--- START OF Supplied text ---
The build is genuinely fun until you hit the legs and realise you're making the same one six times over. At 109 dollars for two minifigs it asks a lot, especially next to earlier Fortnite sets that gave you nine. If you love the creature, you'll forgive it fast.
Best for: Fortnite players who want the friendly island dino on their shelf
What it is
Klombo is one of those Fortnite characters people got genuinely attached to, a big passive herbivore who wanders the map, eats berries, and lets you bounce sky-high off the blowhole on its back. So there was real pressure for this LEGO® set to capture that friendly, slightly goofy charm, and honestly, it does. The finished creature is about as expressive as a brick-built animal gets, with a wide opening mouth, a head on a flex joint that actually turns and tilts, six posable legs, and a rotating tail. The back is where the design really sings, layered sand blue scales running bidirectionally with a ridge of dark pink spikes down the spine. It photographs well and it displays even better, which is exactly what you want from a character piece like this.
--- END OF Supplied text ---
--- START OF Available data ---
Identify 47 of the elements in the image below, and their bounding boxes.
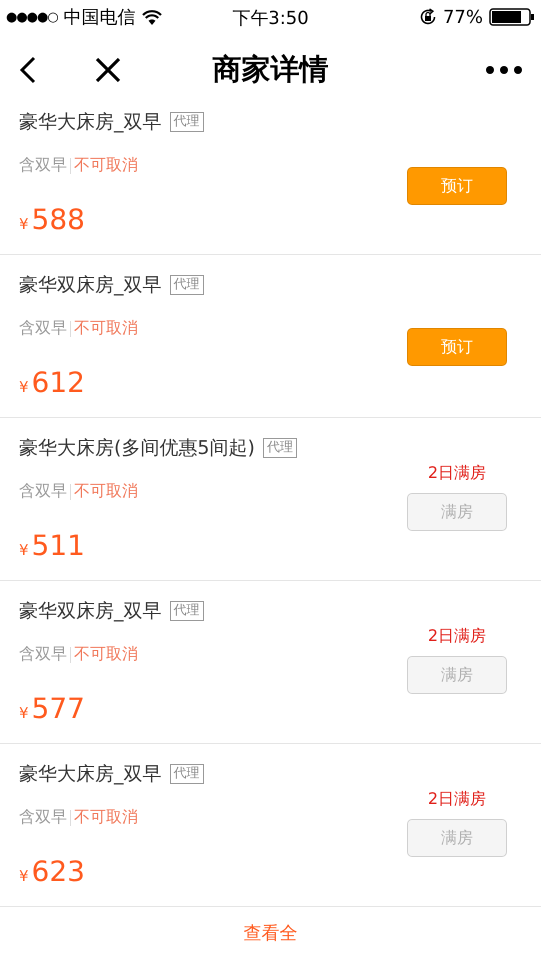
--- END OF Available data ---
_Problem to work on_
In the Klombo set review, what color are the spikes running down the creature's spine?

_Answer to the problem_
Dark pink.